-- begin DATA FOR THIS TASK --
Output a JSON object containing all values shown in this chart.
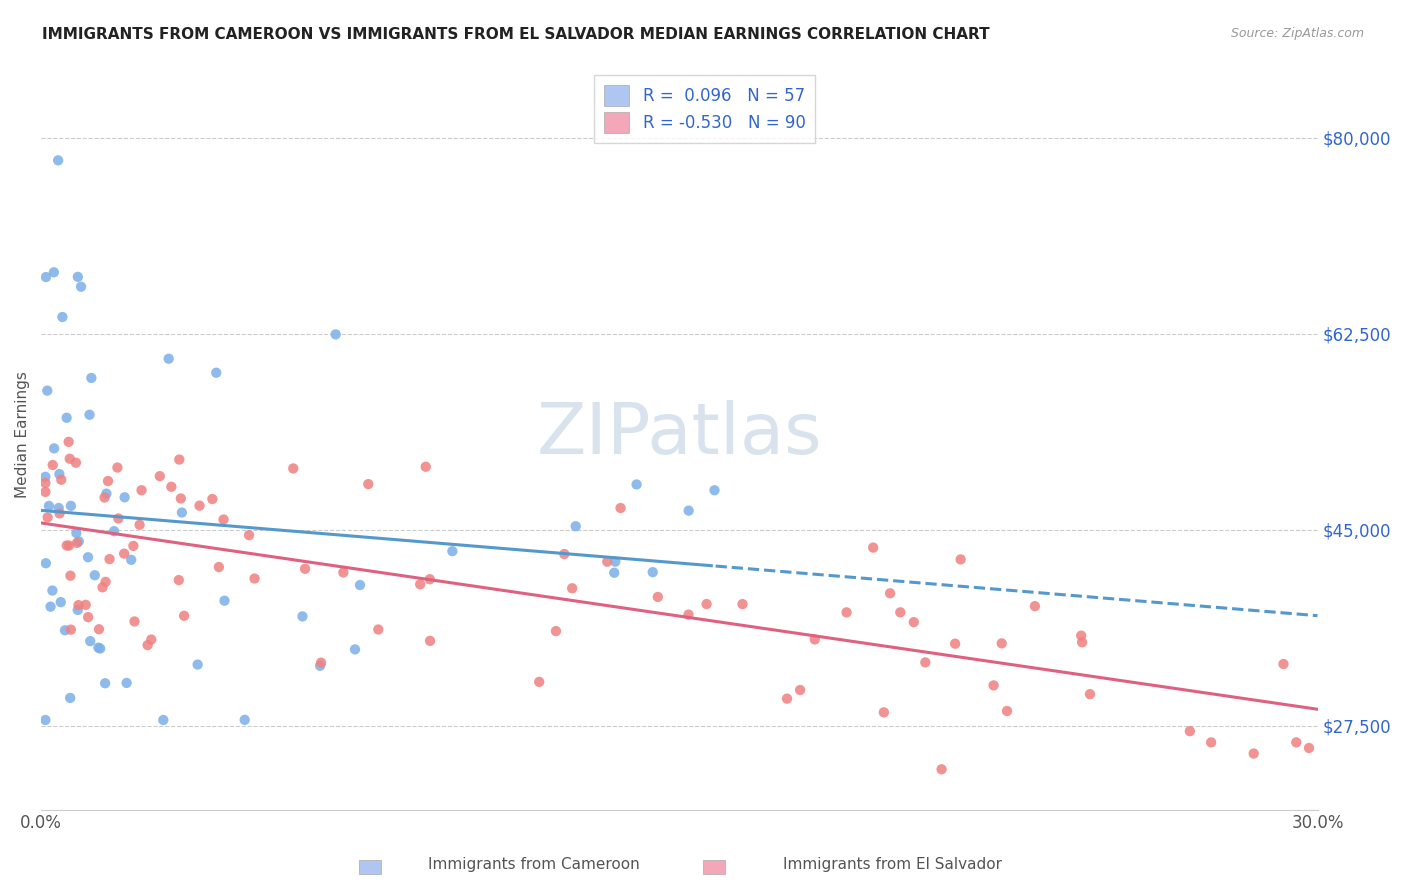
{
  "title": "IMMIGRANTS FROM CAMEROON VS IMMIGRANTS FROM EL SALVADOR MEDIAN EARNINGS CORRELATION CHART",
  "source": "Source: ZipAtlas.com",
  "ylabel": "Median Earnings",
  "yticks": [
    27500,
    45000,
    62500,
    80000
  ],
  "ytick_labels": [
    "$27,500",
    "$45,000",
    "$62,500",
    "$80,000"
  ],
  "xmin": 0.0,
  "xmax": 0.3,
  "ymin": 20000,
  "ymax": 87000,
  "cameroon_color": "#7ab0e8",
  "elsalvador_color": "#f08080",
  "trend_cameroon_color": "#5599cc",
  "trend_elsalvador_color": "#e06080",
  "legend_blue_face": "#aec6f0",
  "legend_pink_face": "#f4a7b9",
  "legend_text_color": "#3366cc",
  "watermark_color": "#c8d8e8",
  "R_cameroon": 0.096,
  "N_cameroon": 57,
  "R_elsalvador": -0.53,
  "N_elsalvador": 90
}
-- end DATA FOR THIS TASK --
REQUIRED TASK.
With the pictures omitted, reproduce the records in full and exactly.

WRITTEN ANSWER.
Output a JSON object containing all values shown in this chart.
{
  "title": "IMMIGRANTS FROM CAMEROON VS IMMIGRANTS FROM EL SALVADOR MEDIAN EARNINGS CORRELATION CHART",
  "source": "Source: ZipAtlas.com",
  "ylabel": "Median Earnings",
  "yticks": [
    27500,
    45000,
    62500,
    80000
  ],
  "ytick_labels": [
    "$27,500",
    "$45,000",
    "$62,500",
    "$80,000"
  ],
  "xmin": 0.0,
  "xmax": 0.3,
  "ymin": 20000,
  "ymax": 87000,
  "cameroon_color": "#7ab0e8",
  "elsalvador_color": "#f08080",
  "trend_cameroon_color": "#5599cc",
  "trend_elsalvador_color": "#e06080",
  "legend_blue_face": "#aec6f0",
  "legend_pink_face": "#f4a7b9",
  "legend_text_color": "#3366cc",
  "watermark_color": "#c8d8e8",
  "R_cameroon": 0.096,
  "N_cameroon": 57,
  "R_elsalvador": -0.53,
  "N_elsalvador": 90
}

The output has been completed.